* Instructions for the task
Each record that follows should be repeated exactly, minus any images.

┌─ Dataset rows

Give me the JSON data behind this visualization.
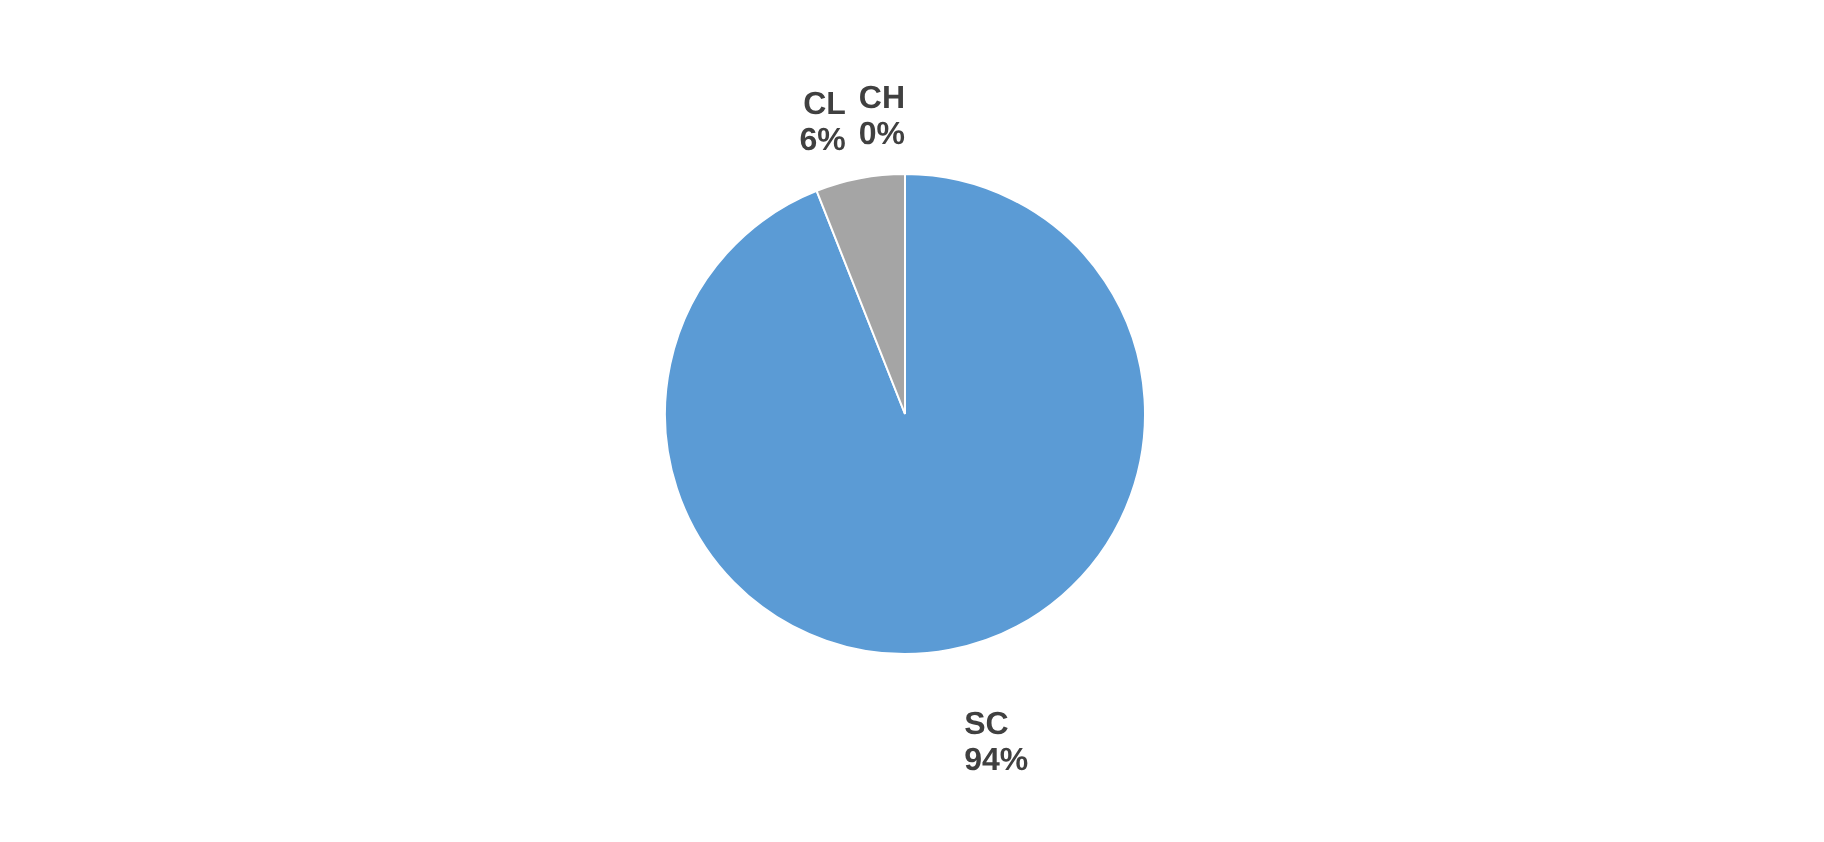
{
  "chart_data": {
    "type": "pie",
    "categories": [
      "SC",
      "CL",
      "CH"
    ],
    "values": [
      94,
      6,
      0
    ],
    "colors": [
      "#5b9bd5",
      "#a5a5a5",
      "#ed7d31"
    ],
    "value_labels": [
      "94%",
      "6%",
      "0%"
    ],
    "legend": false
  }
}
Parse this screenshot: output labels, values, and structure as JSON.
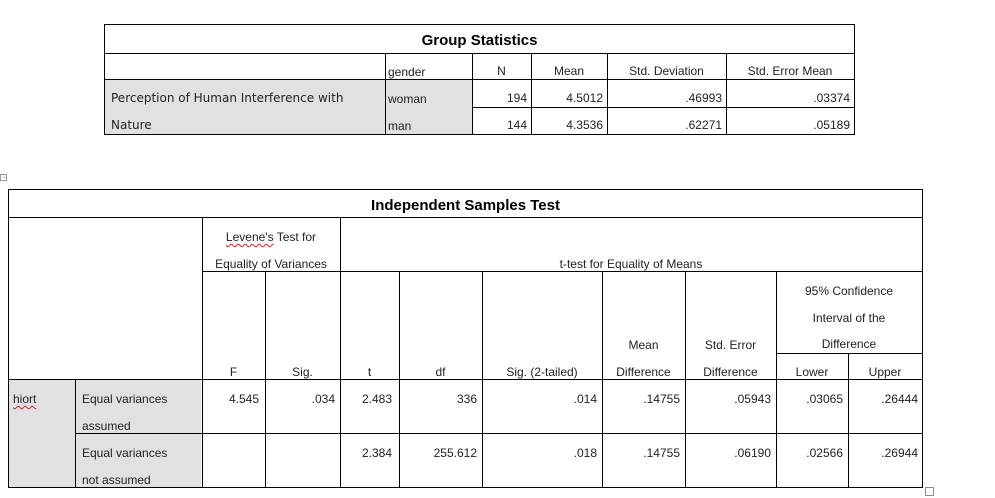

└─

* Written answer
Give me the JSON data behind this visualization.
{
  "chart_data": {
    "type": "pie",
    "categories": [
      "SC",
      "CL",
      "CH"
    ],
    "values": [
      94,
      6,
      0
    ],
    "colors": [
      "#5b9bd5",
      "#a5a5a5",
      "#ed7d31"
    ],
    "value_labels": [
      "94%",
      "6%",
      "0%"
    ],
    "legend": false
  }
}
Parse this screenshot: output labels, values, and structure as JSON.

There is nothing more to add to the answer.